GIVEN EXERCISE: Reproduce the data exactly and drop any pictures it holds.

Dataset rows about figures:
══════════════════════════════

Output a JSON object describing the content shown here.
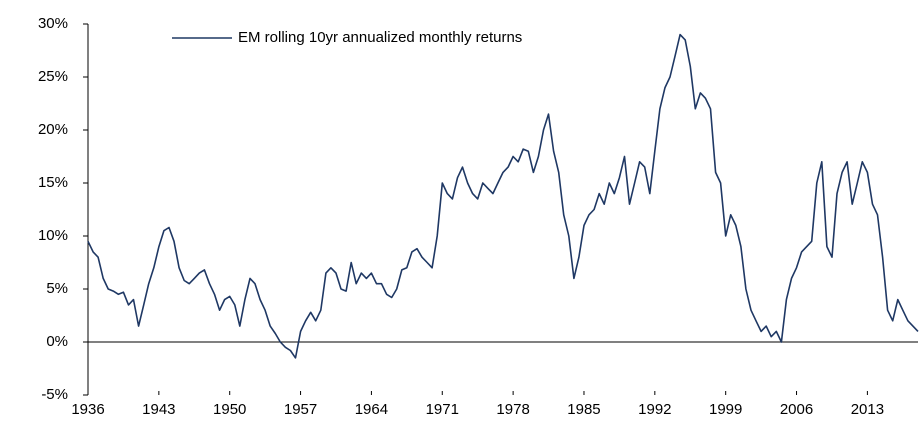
{
  "chart_data": {
    "type": "line",
    "x": [
      1936,
      1936.5,
      1937,
      1937.5,
      1938,
      1938.5,
      1939,
      1939.5,
      1940,
      1940.5,
      1941,
      1941.5,
      1942,
      1942.5,
      1943,
      1943.5,
      1944,
      1944.5,
      1945,
      1945.5,
      1946,
      1946.5,
      1947,
      1947.5,
      1948,
      1948.5,
      1949,
      1949.5,
      1950,
      1950.5,
      1951,
      1951.5,
      1952,
      1952.5,
      1953,
      1953.5,
      1954,
      1954.5,
      1955,
      1955.5,
      1956,
      1956.5,
      1957,
      1957.5,
      1958,
      1958.5,
      1959,
      1959.5,
      1960,
      1960.5,
      1961,
      1961.5,
      1962,
      1962.5,
      1963,
      1963.5,
      1964,
      1964.5,
      1965,
      1965.5,
      1966,
      1966.5,
      1967,
      1967.5,
      1968,
      1968.5,
      1969,
      1969.5,
      1970,
      1970.5,
      1971,
      1971.5,
      1972,
      1972.5,
      1973,
      1973.5,
      1974,
      1974.5,
      1975,
      1975.5,
      1976,
      1976.5,
      1977,
      1977.5,
      1978,
      1978.5,
      1979,
      1979.5,
      1980,
      1980.5,
      1981,
      1981.5,
      1982,
      1982.5,
      1983,
      1983.5,
      1984,
      1984.5,
      1985,
      1985.5,
      1986,
      1986.5,
      1987,
      1987.5,
      1988,
      1988.5,
      1989,
      1989.5,
      1990,
      1990.5,
      1991,
      1991.5,
      1992,
      1992.5,
      1993,
      1993.5,
      1994,
      1994.5,
      1995,
      1995.5,
      1996,
      1996.5,
      1997,
      1997.5,
      1998,
      1998.5,
      1999,
      1999.5,
      2000,
      2000.5,
      2001,
      2001.5,
      2002,
      2002.5,
      2003,
      2003.5,
      2004,
      2004.5,
      2005,
      2005.5,
      2006,
      2006.5,
      2007,
      2007.5,
      2008,
      2008.5,
      2009,
      2009.5,
      2010,
      2010.5,
      2011,
      2011.5,
      2012,
      2012.5,
      2013,
      2013.5,
      2014,
      2014.5,
      2015,
      2015.5,
      2016,
      2016.5,
      2017,
      2017.5,
      2018
    ],
    "series": [
      {
        "name": "EM rolling 10yr annualized monthly returns",
        "color": "#1f3864",
        "values": [
          9.5,
          8.5,
          8,
          6,
          5,
          4.8,
          4.5,
          4.7,
          3.5,
          4,
          1.5,
          3.5,
          5.5,
          7,
          9,
          10.5,
          10.8,
          9.5,
          7,
          5.8,
          5.5,
          6,
          6.5,
          6.8,
          5.5,
          4.5,
          3,
          4,
          4.3,
          3.5,
          1.5,
          4,
          6,
          5.5,
          4,
          3,
          1.5,
          0.8,
          0,
          -0.5,
          -0.8,
          -1.5,
          1,
          2,
          2.8,
          2,
          3,
          6.5,
          7,
          6.5,
          5,
          4.8,
          7.5,
          5.5,
          6.5,
          6,
          6.5,
          5.5,
          5.5,
          4.5,
          4.2,
          5,
          6.8,
          7,
          8.5,
          8.8,
          8,
          7.5,
          7,
          10,
          15,
          14,
          13.5,
          15.5,
          16.5,
          15,
          14,
          13.5,
          15,
          14.5,
          14,
          15,
          16,
          16.5,
          17.5,
          17,
          18.2,
          18,
          16,
          17.5,
          20,
          21.5,
          18,
          16,
          12,
          10,
          6,
          8,
          11,
          12,
          12.5,
          14,
          13,
          15,
          14,
          15.5,
          17.5,
          13,
          15,
          17,
          16.5,
          14,
          18,
          22,
          24,
          25,
          27,
          29,
          28.5,
          26,
          22,
          23.5,
          23,
          22,
          16,
          15,
          10,
          12,
          11,
          9,
          5,
          3,
          2,
          1,
          1.5,
          0.5,
          1,
          0,
          4,
          6,
          7,
          8.5,
          9,
          9.5,
          15,
          17,
          9,
          8,
          14,
          16,
          17,
          13,
          15,
          17,
          16,
          13,
          12,
          8,
          3,
          2,
          4,
          3,
          2,
          1.5,
          1
        ]
      }
    ],
    "xlim": [
      1936,
      2018
    ],
    "xticks": [
      1936,
      1943,
      1950,
      1957,
      1964,
      1971,
      1978,
      1985,
      1992,
      1999,
      2006,
      2013
    ],
    "ylim": [
      -5,
      30
    ],
    "yticks": [
      {
        "value": -5,
        "label": "-5%"
      },
      {
        "value": 0,
        "label": "0%"
      },
      {
        "value": 5,
        "label": "5%"
      },
      {
        "value": 10,
        "label": "10%"
      },
      {
        "value": 15,
        "label": "15%"
      },
      {
        "value": 20,
        "label": "20%"
      },
      {
        "value": 25,
        "label": "25%"
      },
      {
        "value": 30,
        "label": "30%"
      }
    ],
    "grid": false
  }
}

══════════════════════════════

WORKED ANSWER:
Output a JSON object describing the content shown here.
{
  "chart_data": {
    "type": "line",
    "x": [
      1936,
      1936.5,
      1937,
      1937.5,
      1938,
      1938.5,
      1939,
      1939.5,
      1940,
      1940.5,
      1941,
      1941.5,
      1942,
      1942.5,
      1943,
      1943.5,
      1944,
      1944.5,
      1945,
      1945.5,
      1946,
      1946.5,
      1947,
      1947.5,
      1948,
      1948.5,
      1949,
      1949.5,
      1950,
      1950.5,
      1951,
      1951.5,
      1952,
      1952.5,
      1953,
      1953.5,
      1954,
      1954.5,
      1955,
      1955.5,
      1956,
      1956.5,
      1957,
      1957.5,
      1958,
      1958.5,
      1959,
      1959.5,
      1960,
      1960.5,
      1961,
      1961.5,
      1962,
      1962.5,
      1963,
      1963.5,
      1964,
      1964.5,
      1965,
      1965.5,
      1966,
      1966.5,
      1967,
      1967.5,
      1968,
      1968.5,
      1969,
      1969.5,
      1970,
      1970.5,
      1971,
      1971.5,
      1972,
      1972.5,
      1973,
      1973.5,
      1974,
      1974.5,
      1975,
      1975.5,
      1976,
      1976.5,
      1977,
      1977.5,
      1978,
      1978.5,
      1979,
      1979.5,
      1980,
      1980.5,
      1981,
      1981.5,
      1982,
      1982.5,
      1983,
      1983.5,
      1984,
      1984.5,
      1985,
      1985.5,
      1986,
      1986.5,
      1987,
      1987.5,
      1988,
      1988.5,
      1989,
      1989.5,
      1990,
      1990.5,
      1991,
      1991.5,
      1992,
      1992.5,
      1993,
      1993.5,
      1994,
      1994.5,
      1995,
      1995.5,
      1996,
      1996.5,
      1997,
      1997.5,
      1998,
      1998.5,
      1999,
      1999.5,
      2000,
      2000.5,
      2001,
      2001.5,
      2002,
      2002.5,
      2003,
      2003.5,
      2004,
      2004.5,
      2005,
      2005.5,
      2006,
      2006.5,
      2007,
      2007.5,
      2008,
      2008.5,
      2009,
      2009.5,
      2010,
      2010.5,
      2011,
      2011.5,
      2012,
      2012.5,
      2013,
      2013.5,
      2014,
      2014.5,
      2015,
      2015.5,
      2016,
      2016.5,
      2017,
      2017.5,
      2018
    ],
    "series": [
      {
        "name": "EM rolling 10yr annualized monthly returns",
        "color": "#1f3864",
        "values": [
          9.5,
          8.5,
          8,
          6,
          5,
          4.8,
          4.5,
          4.7,
          3.5,
          4,
          1.5,
          3.5,
          5.5,
          7,
          9,
          10.5,
          10.8,
          9.5,
          7,
          5.8,
          5.5,
          6,
          6.5,
          6.8,
          5.5,
          4.5,
          3,
          4,
          4.3,
          3.5,
          1.5,
          4,
          6,
          5.5,
          4,
          3,
          1.5,
          0.8,
          0,
          -0.5,
          -0.8,
          -1.5,
          1,
          2,
          2.8,
          2,
          3,
          6.5,
          7,
          6.5,
          5,
          4.8,
          7.5,
          5.5,
          6.5,
          6,
          6.5,
          5.5,
          5.5,
          4.5,
          4.2,
          5,
          6.8,
          7,
          8.5,
          8.8,
          8,
          7.5,
          7,
          10,
          15,
          14,
          13.5,
          15.5,
          16.5,
          15,
          14,
          13.5,
          15,
          14.5,
          14,
          15,
          16,
          16.5,
          17.5,
          17,
          18.2,
          18,
          16,
          17.5,
          20,
          21.5,
          18,
          16,
          12,
          10,
          6,
          8,
          11,
          12,
          12.5,
          14,
          13,
          15,
          14,
          15.5,
          17.5,
          13,
          15,
          17,
          16.5,
          14,
          18,
          22,
          24,
          25,
          27,
          29,
          28.5,
          26,
          22,
          23.5,
          23,
          22,
          16,
          15,
          10,
          12,
          11,
          9,
          5,
          3,
          2,
          1,
          1.5,
          0.5,
          1,
          0,
          4,
          6,
          7,
          8.5,
          9,
          9.5,
          15,
          17,
          9,
          8,
          14,
          16,
          17,
          13,
          15,
          17,
          16,
          13,
          12,
          8,
          3,
          2,
          4,
          3,
          2,
          1.5,
          1
        ]
      }
    ],
    "xlim": [
      1936,
      2018
    ],
    "xticks": [
      1936,
      1943,
      1950,
      1957,
      1964,
      1971,
      1978,
      1985,
      1992,
      1999,
      2006,
      2013
    ],
    "ylim": [
      -5,
      30
    ],
    "yticks": [
      {
        "value": -5,
        "label": "-5%"
      },
      {
        "value": 0,
        "label": "0%"
      },
      {
        "value": 5,
        "label": "5%"
      },
      {
        "value": 10,
        "label": "10%"
      },
      {
        "value": 15,
        "label": "15%"
      },
      {
        "value": 20,
        "label": "20%"
      },
      {
        "value": 25,
        "label": "25%"
      },
      {
        "value": 30,
        "label": "30%"
      }
    ],
    "grid": false
  }
}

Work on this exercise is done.